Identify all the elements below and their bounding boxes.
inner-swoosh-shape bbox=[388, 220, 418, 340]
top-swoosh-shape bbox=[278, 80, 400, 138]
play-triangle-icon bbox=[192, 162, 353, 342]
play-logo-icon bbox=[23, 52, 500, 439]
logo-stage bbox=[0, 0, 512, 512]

### What is required
Can you copy the entries above word for word, leaving every line unchanged?

### Written answer
Identify all the elements below and their bounding boxes.
inner-swoosh-shape bbox=[388, 220, 418, 340]
top-swoosh-shape bbox=[278, 80, 400, 138]
play-triangle-icon bbox=[192, 162, 353, 342]
play-logo-icon bbox=[23, 52, 500, 439]
logo-stage bbox=[0, 0, 512, 512]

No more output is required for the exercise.